• KUTIPAN:
---

Ada juga sebuah kolam dengan gazeebo di tengahnya. Berbagai kerajinan keramik dapat kita temukan di sana-sini, sebagian besarnya menempel di dinding rumah berlantai dua.

Seorang perempuan berusia 60-an sedang duduk di teras rumah bersama anak kecil dan seorang ibu muda. Saya mengucap salam, mengenalkan sebagai putera Pak Aman begitu saya tahu ibu tadi adalah istri dari Halwany Michrob. Ia segera mengenali dan menanyakan kabar ibu saya.

"Tos teu aya bu, tos ngantunkeun November 2008 kamari (sudah nggak ada bu, sudah meninggalkan November 2008 kemarin)" jawab saya.

Ia terlihat terkejut karena tidak ada yang mengabari. Kami akhirnya mengobrol hangat, ia menceritakan pengapuran tulang yang dialaminya dan baru beberapa hari pulang dari rawat inap rumah sakit, saya menceritakan penyakit yang diderita ibu saya.

"Iya ya, meninggal tuh harus sakit dulu, maunya langsung aja (tanpa harus sakit)," matanya menerawang, lalu tersenyum.

"Bapak meninggal di rumah sakit apa itu di Jakarta yang kanker? pulang dari haji setelah menyelesaikan S3nya di Jepang, Jadi bapakmah nggak sempat diwisuda, yang ngambil ijasahnya juga ibu ke kedutaan Jepang di Jakarta, yang ngasiinnya Pak Nakamura, kata Pak Nakamura,"sayang yah pak Halwany udah nggak ada padahal orangnya pintar,"" papar bu Yati menirukan Nakamura.

"Kalau pulang dari luar negeri oleh-olehnya selalu buku, dulu waktu pulang dari Amerika kata ibu ditanya, mana oleh-olehnya? Tuh di peti kata bapak, dibuka petinya, isinya buuuku semua sepeti, iii lain artos (uang), ya itu, perempuanmah artos bae,"lanjutnya menirukan Halwany, ada getar kekangenan dalam suaranya.

---

(Entri sumber)
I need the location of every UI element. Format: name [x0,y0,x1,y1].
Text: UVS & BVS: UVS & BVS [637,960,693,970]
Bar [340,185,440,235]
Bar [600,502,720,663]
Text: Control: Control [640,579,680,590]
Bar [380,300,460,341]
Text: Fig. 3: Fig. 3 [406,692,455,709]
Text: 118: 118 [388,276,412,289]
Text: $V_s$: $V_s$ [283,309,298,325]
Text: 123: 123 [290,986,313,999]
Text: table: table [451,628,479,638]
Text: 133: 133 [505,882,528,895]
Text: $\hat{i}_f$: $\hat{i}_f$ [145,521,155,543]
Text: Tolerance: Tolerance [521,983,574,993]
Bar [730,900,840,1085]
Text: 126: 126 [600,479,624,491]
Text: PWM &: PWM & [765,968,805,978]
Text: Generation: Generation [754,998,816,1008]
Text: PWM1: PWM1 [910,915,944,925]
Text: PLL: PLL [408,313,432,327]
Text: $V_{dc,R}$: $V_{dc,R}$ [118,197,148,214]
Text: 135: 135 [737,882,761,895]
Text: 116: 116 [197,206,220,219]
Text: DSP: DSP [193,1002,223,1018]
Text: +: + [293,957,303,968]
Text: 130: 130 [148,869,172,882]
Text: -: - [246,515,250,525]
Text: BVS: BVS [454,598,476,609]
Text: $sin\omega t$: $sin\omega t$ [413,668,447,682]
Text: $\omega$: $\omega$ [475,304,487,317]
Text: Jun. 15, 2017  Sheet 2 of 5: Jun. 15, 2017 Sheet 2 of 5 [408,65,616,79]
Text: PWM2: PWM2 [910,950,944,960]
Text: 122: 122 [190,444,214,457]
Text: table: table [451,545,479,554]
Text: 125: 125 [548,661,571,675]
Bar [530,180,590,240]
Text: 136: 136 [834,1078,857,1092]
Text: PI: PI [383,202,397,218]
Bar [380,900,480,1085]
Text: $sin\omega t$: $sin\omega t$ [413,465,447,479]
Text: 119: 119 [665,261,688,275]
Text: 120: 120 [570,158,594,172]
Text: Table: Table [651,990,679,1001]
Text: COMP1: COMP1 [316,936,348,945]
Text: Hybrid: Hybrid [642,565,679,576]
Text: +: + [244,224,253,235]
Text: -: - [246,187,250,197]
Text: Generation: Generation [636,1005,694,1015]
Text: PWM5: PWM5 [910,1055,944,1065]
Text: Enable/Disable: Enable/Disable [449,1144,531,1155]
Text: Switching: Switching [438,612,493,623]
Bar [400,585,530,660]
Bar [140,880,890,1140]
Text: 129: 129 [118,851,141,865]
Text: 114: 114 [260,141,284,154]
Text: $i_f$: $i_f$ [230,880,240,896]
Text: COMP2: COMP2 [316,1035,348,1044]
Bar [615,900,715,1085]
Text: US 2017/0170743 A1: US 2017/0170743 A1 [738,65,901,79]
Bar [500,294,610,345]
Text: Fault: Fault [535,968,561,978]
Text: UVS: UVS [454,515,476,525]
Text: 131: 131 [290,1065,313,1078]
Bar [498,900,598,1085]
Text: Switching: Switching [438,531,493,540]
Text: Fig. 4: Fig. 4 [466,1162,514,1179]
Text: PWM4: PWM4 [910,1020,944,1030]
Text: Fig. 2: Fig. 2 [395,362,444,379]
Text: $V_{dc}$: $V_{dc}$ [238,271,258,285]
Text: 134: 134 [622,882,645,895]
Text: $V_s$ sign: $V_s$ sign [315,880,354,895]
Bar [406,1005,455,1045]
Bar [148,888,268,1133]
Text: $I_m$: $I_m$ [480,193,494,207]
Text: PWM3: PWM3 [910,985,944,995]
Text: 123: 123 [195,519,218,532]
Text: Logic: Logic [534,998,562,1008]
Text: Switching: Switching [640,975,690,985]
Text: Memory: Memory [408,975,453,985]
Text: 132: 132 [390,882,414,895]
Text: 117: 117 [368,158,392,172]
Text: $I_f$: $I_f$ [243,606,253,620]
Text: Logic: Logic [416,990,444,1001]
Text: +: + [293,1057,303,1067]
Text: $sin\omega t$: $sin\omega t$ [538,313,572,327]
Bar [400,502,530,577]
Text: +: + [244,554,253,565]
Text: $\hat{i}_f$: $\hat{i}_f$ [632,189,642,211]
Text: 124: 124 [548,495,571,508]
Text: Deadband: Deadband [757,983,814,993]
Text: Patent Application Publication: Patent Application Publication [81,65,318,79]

---

• KETENTUAN TUGAS:
[a] Menurut kutipan, apa yang selalu dibawa Halwany sebagai oleh-oleh setiap pulang dari luar negeri?
[b] Salin dari kutipan seluruh teks mulai dari "Ada juga sebuah" terus ke bawah sampai "rumah berlantai dua.".

• HASIL TUGAS:
[a] Buku.

[b]
Ada juga sebuah kolam dengan gazeebo di tengahnya. Berbagai kerajinan keramik dapat kita temukan di sana-sini, sebagian besarnya menempel di dinding rumah berlantai dua.